For each line below that holds the string "sollen", add one to a tally; report that tally alone.

Dataset entries for page text
● ● ● ●

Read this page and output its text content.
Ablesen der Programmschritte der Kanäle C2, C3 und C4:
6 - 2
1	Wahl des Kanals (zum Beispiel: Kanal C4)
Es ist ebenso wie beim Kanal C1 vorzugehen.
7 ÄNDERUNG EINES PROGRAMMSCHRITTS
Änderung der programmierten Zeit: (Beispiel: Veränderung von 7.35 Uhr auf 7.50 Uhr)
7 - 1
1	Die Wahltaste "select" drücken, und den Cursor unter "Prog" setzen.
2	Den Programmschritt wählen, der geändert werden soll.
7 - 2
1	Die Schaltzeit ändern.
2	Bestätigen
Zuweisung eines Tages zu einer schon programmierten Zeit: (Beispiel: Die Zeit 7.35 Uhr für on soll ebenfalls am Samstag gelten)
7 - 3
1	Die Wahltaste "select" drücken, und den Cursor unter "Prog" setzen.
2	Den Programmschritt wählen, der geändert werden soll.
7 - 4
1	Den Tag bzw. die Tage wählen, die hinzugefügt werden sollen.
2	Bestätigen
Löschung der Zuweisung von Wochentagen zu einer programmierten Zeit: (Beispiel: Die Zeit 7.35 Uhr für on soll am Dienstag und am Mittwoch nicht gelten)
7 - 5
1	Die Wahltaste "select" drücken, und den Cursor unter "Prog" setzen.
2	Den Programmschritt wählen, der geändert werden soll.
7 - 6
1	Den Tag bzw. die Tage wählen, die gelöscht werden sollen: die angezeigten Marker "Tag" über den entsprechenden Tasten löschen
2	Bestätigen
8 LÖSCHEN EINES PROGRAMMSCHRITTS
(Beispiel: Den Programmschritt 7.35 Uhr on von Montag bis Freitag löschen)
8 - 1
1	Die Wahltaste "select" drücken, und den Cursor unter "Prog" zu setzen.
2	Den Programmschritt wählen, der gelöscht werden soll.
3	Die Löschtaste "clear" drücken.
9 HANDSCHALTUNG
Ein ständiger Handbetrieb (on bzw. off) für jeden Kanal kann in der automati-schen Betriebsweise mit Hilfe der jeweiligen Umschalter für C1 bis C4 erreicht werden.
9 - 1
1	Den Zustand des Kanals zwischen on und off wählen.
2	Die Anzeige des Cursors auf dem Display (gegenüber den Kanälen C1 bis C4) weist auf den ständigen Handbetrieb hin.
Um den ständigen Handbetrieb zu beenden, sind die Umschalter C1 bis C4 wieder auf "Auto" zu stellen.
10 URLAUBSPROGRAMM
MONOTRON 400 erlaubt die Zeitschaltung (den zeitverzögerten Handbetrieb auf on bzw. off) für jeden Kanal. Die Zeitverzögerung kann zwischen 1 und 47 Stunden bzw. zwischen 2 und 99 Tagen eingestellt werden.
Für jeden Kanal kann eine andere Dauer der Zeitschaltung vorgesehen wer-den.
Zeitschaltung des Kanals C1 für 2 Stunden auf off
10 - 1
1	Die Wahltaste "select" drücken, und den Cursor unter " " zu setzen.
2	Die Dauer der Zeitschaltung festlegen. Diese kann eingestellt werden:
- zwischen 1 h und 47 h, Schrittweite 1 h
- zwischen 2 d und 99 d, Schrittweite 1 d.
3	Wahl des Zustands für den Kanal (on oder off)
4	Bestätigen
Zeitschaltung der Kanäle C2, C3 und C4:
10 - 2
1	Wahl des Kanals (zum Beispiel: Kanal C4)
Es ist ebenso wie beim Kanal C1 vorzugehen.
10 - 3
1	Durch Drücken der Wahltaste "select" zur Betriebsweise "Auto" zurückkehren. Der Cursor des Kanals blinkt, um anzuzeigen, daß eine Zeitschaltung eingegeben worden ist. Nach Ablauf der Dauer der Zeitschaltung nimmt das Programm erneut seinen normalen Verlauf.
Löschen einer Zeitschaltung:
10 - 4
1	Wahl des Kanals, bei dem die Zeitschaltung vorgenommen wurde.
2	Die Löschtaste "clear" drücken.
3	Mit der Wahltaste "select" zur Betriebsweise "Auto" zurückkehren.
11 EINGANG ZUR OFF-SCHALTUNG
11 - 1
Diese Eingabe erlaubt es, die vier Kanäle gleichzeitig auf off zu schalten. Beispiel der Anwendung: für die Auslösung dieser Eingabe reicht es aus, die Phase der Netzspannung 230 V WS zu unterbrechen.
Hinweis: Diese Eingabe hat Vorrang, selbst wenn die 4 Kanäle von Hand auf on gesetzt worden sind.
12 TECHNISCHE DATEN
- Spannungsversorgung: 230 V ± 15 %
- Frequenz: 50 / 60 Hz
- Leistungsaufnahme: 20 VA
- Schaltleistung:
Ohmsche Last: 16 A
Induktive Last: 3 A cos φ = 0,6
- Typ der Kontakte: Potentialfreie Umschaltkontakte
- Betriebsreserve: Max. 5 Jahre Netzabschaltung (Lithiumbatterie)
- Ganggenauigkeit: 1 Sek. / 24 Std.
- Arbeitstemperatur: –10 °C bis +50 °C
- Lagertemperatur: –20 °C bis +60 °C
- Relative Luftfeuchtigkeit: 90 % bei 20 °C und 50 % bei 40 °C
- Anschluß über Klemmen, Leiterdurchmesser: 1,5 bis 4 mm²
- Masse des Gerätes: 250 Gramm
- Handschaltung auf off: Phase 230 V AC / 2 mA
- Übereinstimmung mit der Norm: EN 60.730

● ● ● ●

RESPONSE TO THIS TASK: 2